● GOAL OF THE EXERCISE: Here, the job is to give back every entry below unchanged, omitting pictures.

⁂

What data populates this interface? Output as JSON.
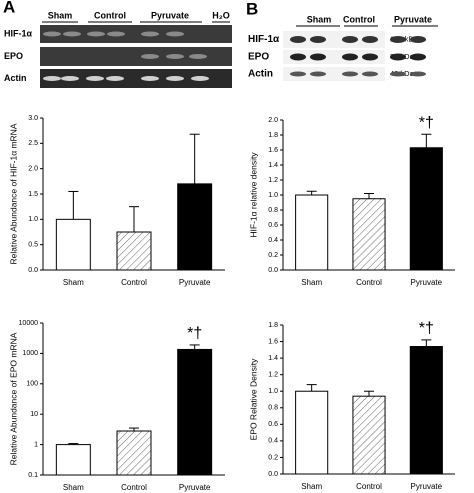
{
  "panels": [
    "A",
    "B"
  ],
  "gels": [
    {
      "columns": [
        "Sham",
        "Control",
        "Pyruvate",
        "H₂O"
      ],
      "rows": [
        "HIF-1α",
        "EPO",
        "Actin"
      ]
    },
    {
      "columns": [
        "Sham",
        "Control",
        "Pyruvate"
      ],
      "rows": [
        "HIF-1α",
        "EPO",
        "Actin"
      ],
      "markers": [
        "120 kDa",
        "32 kDa",
        "43 kDa"
      ]
    }
  ],
  "chart_data": [
    {
      "type": "bar",
      "ylabel": "Relative Abundance of HIF-1α mRNA",
      "categories": [
        "Sham",
        "Control",
        "Pyruvate"
      ],
      "values": [
        1.0,
        0.75,
        1.7
      ],
      "errors": [
        0.55,
        0.5,
        0.98
      ],
      "colors": [
        "#ffffff",
        "#ffffff",
        "#000000"
      ],
      "patterns": [
        "none",
        "diagonal",
        "none"
      ],
      "bar_annotations": [
        null,
        null,
        null
      ],
      "ylim": [
        0,
        3.0
      ],
      "yscale": "linear",
      "yticks": [
        {
          "value": 0,
          "label": "0.0"
        },
        0.5,
        {
          "value": 1,
          "label": "1.0"
        },
        1.5,
        {
          "value": 2,
          "label": "2.0"
        },
        2.5,
        {
          "value": 3,
          "label": "3.0"
        }
      ]
    },
    {
      "type": "bar",
      "ylabel": "Relative Abundance of EPO mRNA",
      "categories": [
        "Sham",
        "Control",
        "Pyruvate"
      ],
      "values": [
        1.0,
        2.8,
        1350
      ],
      "errors": [
        0.08,
        0.7,
        550
      ],
      "colors": [
        "#ffffff",
        "#ffffff",
        "#000000"
      ],
      "patterns": [
        "none",
        "diagonal",
        "none"
      ],
      "bar_annotations": [
        null,
        null,
        "*†"
      ],
      "ylim": [
        0.1,
        10000
      ],
      "yscale": "log",
      "yticks": [
        0.1,
        1,
        10,
        100,
        1000,
        10000
      ]
    },
    {
      "type": "bar",
      "ylabel": "HIF-1α relative density",
      "categories": [
        "Sham",
        "Control",
        "Pyruvate"
      ],
      "values": [
        1.0,
        0.95,
        1.63
      ],
      "errors": [
        0.05,
        0.07,
        0.18
      ],
      "colors": [
        "#ffffff",
        "#ffffff",
        "#000000"
      ],
      "patterns": [
        "none",
        "diagonal",
        "none"
      ],
      "bar_annotations": [
        null,
        null,
        "*†"
      ],
      "ylim": [
        0,
        2.0
      ],
      "yscale": "linear",
      "yticks": [
        {
          "value": 0,
          "label": "0.0"
        },
        0.2,
        0.4,
        0.6,
        0.8,
        {
          "value": 1,
          "label": "1.0"
        },
        1.2,
        1.4,
        1.6,
        1.8,
        {
          "value": 2,
          "label": "2.0"
        }
      ]
    },
    {
      "type": "bar",
      "ylabel": "EPO Relative Density",
      "categories": [
        "Sham",
        "Control",
        "Pyruvate"
      ],
      "values": [
        1.0,
        0.94,
        1.54
      ],
      "errors": [
        0.08,
        0.06,
        0.08
      ],
      "colors": [
        "#ffffff",
        "#ffffff",
        "#000000"
      ],
      "patterns": [
        "none",
        "diagonal",
        "none"
      ],
      "bar_annotations": [
        null,
        null,
        "*†"
      ],
      "ylim": [
        0,
        1.8
      ],
      "yscale": "linear",
      "yticks": [
        {
          "value": 0,
          "label": "0.0"
        },
        0.2,
        0.4,
        0.6,
        0.8,
        {
          "value": 1,
          "label": "1.0"
        },
        1.2,
        1.4,
        1.6,
        1.8
      ]
    }
  ]
}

⁂

● EXPECTED ANSWER:
What data populates this interface? Output as JSON.
{
  "panels": [
    "A",
    "B"
  ],
  "gels": [
    {
      "columns": [
        "Sham",
        "Control",
        "Pyruvate",
        "H₂O"
      ],
      "rows": [
        "HIF-1α",
        "EPO",
        "Actin"
      ]
    },
    {
      "columns": [
        "Sham",
        "Control",
        "Pyruvate"
      ],
      "rows": [
        "HIF-1α",
        "EPO",
        "Actin"
      ],
      "markers": [
        "120 kDa",
        "32 kDa",
        "43 kDa"
      ]
    }
  ],
  "chart_data": [
    {
      "type": "bar",
      "ylabel": "Relative Abundance of HIF-1α mRNA",
      "categories": [
        "Sham",
        "Control",
        "Pyruvate"
      ],
      "values": [
        1.0,
        0.75,
        1.7
      ],
      "errors": [
        0.55,
        0.5,
        0.98
      ],
      "colors": [
        "#ffffff",
        "#ffffff",
        "#000000"
      ],
      "patterns": [
        "none",
        "diagonal",
        "none"
      ],
      "bar_annotations": [
        null,
        null,
        null
      ],
      "ylim": [
        0,
        3.0
      ],
      "yscale": "linear",
      "yticks": [
        {
          "value": 0,
          "label": "0.0"
        },
        0.5,
        {
          "value": 1,
          "label": "1.0"
        },
        1.5,
        {
          "value": 2,
          "label": "2.0"
        },
        2.5,
        {
          "value": 3,
          "label": "3.0"
        }
      ]
    },
    {
      "type": "bar",
      "ylabel": "Relative Abundance of EPO mRNA",
      "categories": [
        "Sham",
        "Control",
        "Pyruvate"
      ],
      "values": [
        1.0,
        2.8,
        1350
      ],
      "errors": [
        0.08,
        0.7,
        550
      ],
      "colors": [
        "#ffffff",
        "#ffffff",
        "#000000"
      ],
      "patterns": [
        "none",
        "diagonal",
        "none"
      ],
      "bar_annotations": [
        null,
        null,
        "*†"
      ],
      "ylim": [
        0.1,
        10000
      ],
      "yscale": "log",
      "yticks": [
        0.1,
        1,
        10,
        100,
        1000,
        10000
      ]
    },
    {
      "type": "bar",
      "ylabel": "HIF-1α relative density",
      "categories": [
        "Sham",
        "Control",
        "Pyruvate"
      ],
      "values": [
        1.0,
        0.95,
        1.63
      ],
      "errors": [
        0.05,
        0.07,
        0.18
      ],
      "colors": [
        "#ffffff",
        "#ffffff",
        "#000000"
      ],
      "patterns": [
        "none",
        "diagonal",
        "none"
      ],
      "bar_annotations": [
        null,
        null,
        "*†"
      ],
      "ylim": [
        0,
        2.0
      ],
      "yscale": "linear",
      "yticks": [
        {
          "value": 0,
          "label": "0.0"
        },
        0.2,
        0.4,
        0.6,
        0.8,
        {
          "value": 1,
          "label": "1.0"
        },
        1.2,
        1.4,
        1.6,
        1.8,
        {
          "value": 2,
          "label": "2.0"
        }
      ]
    },
    {
      "type": "bar",
      "ylabel": "EPO Relative Density",
      "categories": [
        "Sham",
        "Control",
        "Pyruvate"
      ],
      "values": [
        1.0,
        0.94,
        1.54
      ],
      "errors": [
        0.08,
        0.06,
        0.08
      ],
      "colors": [
        "#ffffff",
        "#ffffff",
        "#000000"
      ],
      "patterns": [
        "none",
        "diagonal",
        "none"
      ],
      "bar_annotations": [
        null,
        null,
        "*†"
      ],
      "ylim": [
        0,
        1.8
      ],
      "yscale": "linear",
      "yticks": [
        {
          "value": 0,
          "label": "0.0"
        },
        0.2,
        0.4,
        0.6,
        0.8,
        {
          "value": 1,
          "label": "1.0"
        },
        1.2,
        1.4,
        1.6,
        1.8
      ]
    }
  ]
}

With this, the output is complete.